◆ THE PROBLEM ◆
Copy every entry word for word. Skip the pictures.

Raw records
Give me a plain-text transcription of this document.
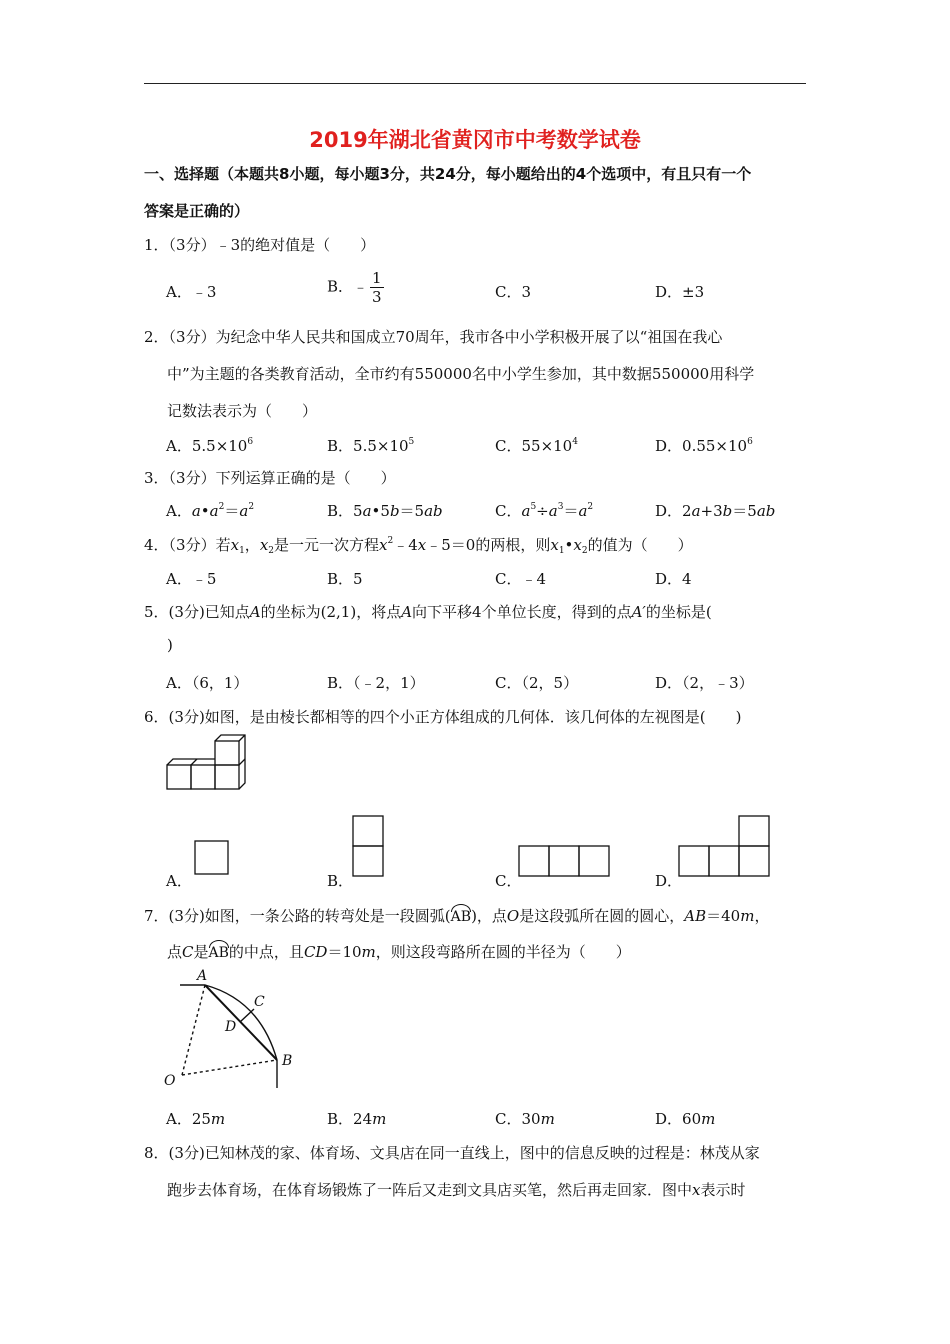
2019年湖北省黄冈市中考数学试卷
一、选择题（本题共8小题，每小题3分，共24分，每小题给出的4个选项中，有且只有一个
答案是正确的）
1．（3分）﹣3的绝对值是（　　）
A．﹣3	B．﹣ $\frac{1}{3}$	C．3	D．±3
2．（3分）为纪念中华人民共和国成立70周年，我市各中小学积极开展了以“祖国在我心
中”为主题的各类教育活动，全市约有550000名中小学生参加，其中数据550000用科学
记数法表示为（　　）
A．$5.5\times 10^6$	B．$5.5\times 10^5$	C．$55\times 10^4$	D．$0.55\times 10^6$
3．（3分）下列运算正确的是（　　）
A．$a•a^2=a^2$	B．5a•5b＝5ab	C．$a^5\div a^3=a^2$	D．2a+3b＝5ab
4．（3分）若$x_1$，$x_2$是一元一次方程$x^2﹣4x﹣5=0$的两根，则$x_1•x_2$的值为（　　）
A．﹣5	B．5	C．﹣4	D．4
5．(3分)已知点A的坐标为(2,1)，将点A向下平移4个单位长度，得到的点A′的坐标是(
)
A．（6，1）	B．（﹣2，1）	C．（2，5）	D．（2，﹣3）
6．(3分)如图，是由棱长都相等的四个小正方体组成的几何体．该几何体的左视图是(　　)
A．	B．	C．	D．
7．(3分)如图，一条公路的转弯处是一段圆弧(AB)，点O是这段弧所在圆的圆心，AB＝40m，
点C是AB的中点，且CD＝10m，则这段弯路所在圆的半径为（　　）
A
C
D
B
O
A．25m	B．24m	C．30m	D．60m
8．(3分)已知林茂的家、体育场、文具店在同一直线上，图中的信息反映的过程是：林茂从家
跑步去体育场，在体育场锻炼了一阵后又走到文具店买笔，然后再走回家．图中x表示时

◆ SOLUTION TO THIS TASK ◆
Give me a plain-text transcription of this document.
2019年湖北省黄冈市中考数学试卷
一、选择题（本题共8小题，每小题3分，共24分，每小题给出的4个选项中，有且只有一个
答案是正确的）
1．（3分）﹣3的绝对值是（　　）
A．﹣3	B．﹣ $\frac{1}{3}$	C．3	D．±3
2．（3分）为纪念中华人民共和国成立70周年，我市各中小学积极开展了以“祖国在我心
中”为主题的各类教育活动，全市约有550000名中小学生参加，其中数据550000用科学
记数法表示为（　　）
A．$5.5\times 10^6$	B．$5.5\times 10^5$	C．$55\times 10^4$	D．$0.55\times 10^6$
3．（3分）下列运算正确的是（　　）
A．$a•a^2=a^2$	B．5a•5b＝5ab	C．$a^5\div a^3=a^2$	D．2a+3b＝5ab
4．（3分）若$x_1$，$x_2$是一元一次方程$x^2﹣4x﹣5=0$的两根，则$x_1•x_2$的值为（　　）
A．﹣5	B．5	C．﹣4	D．4
5．(3分)已知点A的坐标为(2,1)，将点A向下平移4个单位长度，得到的点A′的坐标是(
)
A．（6，1）	B．（﹣2，1）	C．（2，5）	D．（2，﹣3）
6．(3分)如图，是由棱长都相等的四个小正方体组成的几何体．该几何体的左视图是(　　)
A．	B．	C．	D．
7．(3分)如图，一条公路的转弯处是一段圆弧(AB)，点O是这段弧所在圆的圆心，AB＝40m，
点C是AB的中点，且CD＝10m，则这段弯路所在圆的半径为（　　）
A
C
D
B
O
A．25m	B．24m	C．30m	D．60m
8．(3分)已知林茂的家、体育场、文具店在同一直线上，图中的信息反映的过程是：林茂从家
跑步去体育场，在体育场锻炼了一阵后又走到文具店买笔，然后再走回家．图中x表示时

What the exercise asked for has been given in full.